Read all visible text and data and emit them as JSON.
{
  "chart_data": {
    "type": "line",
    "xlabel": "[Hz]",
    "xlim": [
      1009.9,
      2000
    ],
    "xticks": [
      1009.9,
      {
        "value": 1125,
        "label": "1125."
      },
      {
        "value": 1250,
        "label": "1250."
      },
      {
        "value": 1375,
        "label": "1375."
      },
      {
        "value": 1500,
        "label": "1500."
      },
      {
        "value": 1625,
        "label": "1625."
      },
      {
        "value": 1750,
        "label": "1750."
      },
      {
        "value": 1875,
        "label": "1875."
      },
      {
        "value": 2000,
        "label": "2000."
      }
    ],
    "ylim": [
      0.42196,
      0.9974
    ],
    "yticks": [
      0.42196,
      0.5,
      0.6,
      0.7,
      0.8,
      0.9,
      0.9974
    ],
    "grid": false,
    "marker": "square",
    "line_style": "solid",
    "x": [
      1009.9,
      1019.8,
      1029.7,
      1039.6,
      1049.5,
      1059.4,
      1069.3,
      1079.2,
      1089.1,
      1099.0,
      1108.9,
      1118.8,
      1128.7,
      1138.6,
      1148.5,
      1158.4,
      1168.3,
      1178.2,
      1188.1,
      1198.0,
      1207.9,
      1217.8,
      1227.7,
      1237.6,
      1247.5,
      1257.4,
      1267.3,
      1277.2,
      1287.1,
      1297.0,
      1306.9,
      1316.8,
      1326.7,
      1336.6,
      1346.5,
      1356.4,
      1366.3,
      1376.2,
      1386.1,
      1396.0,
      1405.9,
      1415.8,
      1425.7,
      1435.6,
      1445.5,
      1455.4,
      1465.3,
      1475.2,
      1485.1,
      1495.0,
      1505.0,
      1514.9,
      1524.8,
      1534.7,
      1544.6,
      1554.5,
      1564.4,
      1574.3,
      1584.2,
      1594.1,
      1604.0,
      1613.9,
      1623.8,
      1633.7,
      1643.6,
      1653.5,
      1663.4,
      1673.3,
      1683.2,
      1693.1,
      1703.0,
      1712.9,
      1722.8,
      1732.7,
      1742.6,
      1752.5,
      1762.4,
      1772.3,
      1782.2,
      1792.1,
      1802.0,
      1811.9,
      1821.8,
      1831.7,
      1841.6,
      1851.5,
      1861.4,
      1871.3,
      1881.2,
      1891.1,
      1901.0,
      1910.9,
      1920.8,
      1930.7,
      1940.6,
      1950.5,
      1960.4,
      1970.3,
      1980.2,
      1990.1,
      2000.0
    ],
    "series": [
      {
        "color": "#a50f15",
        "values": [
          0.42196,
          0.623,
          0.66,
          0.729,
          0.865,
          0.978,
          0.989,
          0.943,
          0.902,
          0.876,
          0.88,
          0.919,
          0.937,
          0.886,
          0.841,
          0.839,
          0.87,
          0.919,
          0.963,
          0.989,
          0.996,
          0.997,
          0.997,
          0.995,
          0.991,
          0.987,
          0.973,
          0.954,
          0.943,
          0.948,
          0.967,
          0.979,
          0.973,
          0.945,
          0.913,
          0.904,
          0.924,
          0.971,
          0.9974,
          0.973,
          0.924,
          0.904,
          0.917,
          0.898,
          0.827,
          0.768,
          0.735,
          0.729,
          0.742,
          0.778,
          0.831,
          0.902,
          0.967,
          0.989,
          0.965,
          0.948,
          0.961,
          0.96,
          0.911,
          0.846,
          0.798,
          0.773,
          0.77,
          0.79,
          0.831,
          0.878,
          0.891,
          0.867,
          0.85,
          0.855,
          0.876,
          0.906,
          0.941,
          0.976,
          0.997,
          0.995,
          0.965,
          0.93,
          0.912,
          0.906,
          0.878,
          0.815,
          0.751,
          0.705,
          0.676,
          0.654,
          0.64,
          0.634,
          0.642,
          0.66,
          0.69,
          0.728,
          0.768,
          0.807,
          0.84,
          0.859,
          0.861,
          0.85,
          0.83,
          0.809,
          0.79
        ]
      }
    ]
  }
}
• • • •
Work instructions >> Every line above needs to be retyped exactly.

Result of the exercise >>
Read all visible text and data and emit them as JSON.
{
  "chart_data": {
    "type": "line",
    "xlabel": "[Hz]",
    "xlim": [
      1009.9,
      2000
    ],
    "xticks": [
      1009.9,
      {
        "value": 1125,
        "label": "1125."
      },
      {
        "value": 1250,
        "label": "1250."
      },
      {
        "value": 1375,
        "label": "1375."
      },
      {
        "value": 1500,
        "label": "1500."
      },
      {
        "value": 1625,
        "label": "1625."
      },
      {
        "value": 1750,
        "label": "1750."
      },
      {
        "value": 1875,
        "label": "1875."
      },
      {
        "value": 2000,
        "label": "2000."
      }
    ],
    "ylim": [
      0.42196,
      0.9974
    ],
    "yticks": [
      0.42196,
      0.5,
      0.6,
      0.7,
      0.8,
      0.9,
      0.9974
    ],
    "grid": false,
    "marker": "square",
    "line_style": "solid",
    "x": [
      1009.9,
      1019.8,
      1029.7,
      1039.6,
      1049.5,
      1059.4,
      1069.3,
      1079.2,
      1089.1,
      1099.0,
      1108.9,
      1118.8,
      1128.7,
      1138.6,
      1148.5,
      1158.4,
      1168.3,
      1178.2,
      1188.1,
      1198.0,
      1207.9,
      1217.8,
      1227.7,
      1237.6,
      1247.5,
      1257.4,
      1267.3,
      1277.2,
      1287.1,
      1297.0,
      1306.9,
      1316.8,
      1326.7,
      1336.6,
      1346.5,
      1356.4,
      1366.3,
      1376.2,
      1386.1,
      1396.0,
      1405.9,
      1415.8,
      1425.7,
      1435.6,
      1445.5,
      1455.4,
      1465.3,
      1475.2,
      1485.1,
      1495.0,
      1505.0,
      1514.9,
      1524.8,
      1534.7,
      1544.6,
      1554.5,
      1564.4,
      1574.3,
      1584.2,
      1594.1,
      1604.0,
      1613.9,
      1623.8,
      1633.7,
      1643.6,
      1653.5,
      1663.4,
      1673.3,
      1683.2,
      1693.1,
      1703.0,
      1712.9,
      1722.8,
      1732.7,
      1742.6,
      1752.5,
      1762.4,
      1772.3,
      1782.2,
      1792.1,
      1802.0,
      1811.9,
      1821.8,
      1831.7,
      1841.6,
      1851.5,
      1861.4,
      1871.3,
      1881.2,
      1891.1,
      1901.0,
      1910.9,
      1920.8,
      1930.7,
      1940.6,
      1950.5,
      1960.4,
      1970.3,
      1980.2,
      1990.1,
      2000.0
    ],
    "series": [
      {
        "color": "#a50f15",
        "values": [
          0.42196,
          0.623,
          0.66,
          0.729,
          0.865,
          0.978,
          0.989,
          0.943,
          0.902,
          0.876,
          0.88,
          0.919,
          0.937,
          0.886,
          0.841,
          0.839,
          0.87,
          0.919,
          0.963,
          0.989,
          0.996,
          0.997,
          0.997,
          0.995,
          0.991,
          0.987,
          0.973,
          0.954,
          0.943,
          0.948,
          0.967,
          0.979,
          0.973,
          0.945,
          0.913,
          0.904,
          0.924,
          0.971,
          0.9974,
          0.973,
          0.924,
          0.904,
          0.917,
          0.898,
          0.827,
          0.768,
          0.735,
          0.729,
          0.742,
          0.778,
          0.831,
          0.902,
          0.967,
          0.989,
          0.965,
          0.948,
          0.961,
          0.96,
          0.911,
          0.846,
          0.798,
          0.773,
          0.77,
          0.79,
          0.831,
          0.878,
          0.891,
          0.867,
          0.85,
          0.855,
          0.876,
          0.906,
          0.941,
          0.976,
          0.997,
          0.995,
          0.965,
          0.93,
          0.912,
          0.906,
          0.878,
          0.815,
          0.751,
          0.705,
          0.676,
          0.654,
          0.64,
          0.634,
          0.642,
          0.66,
          0.69,
          0.728,
          0.768,
          0.807,
          0.84,
          0.859,
          0.861,
          0.85,
          0.83,
          0.809,
          0.79
        ]
      }
    ]
  }
}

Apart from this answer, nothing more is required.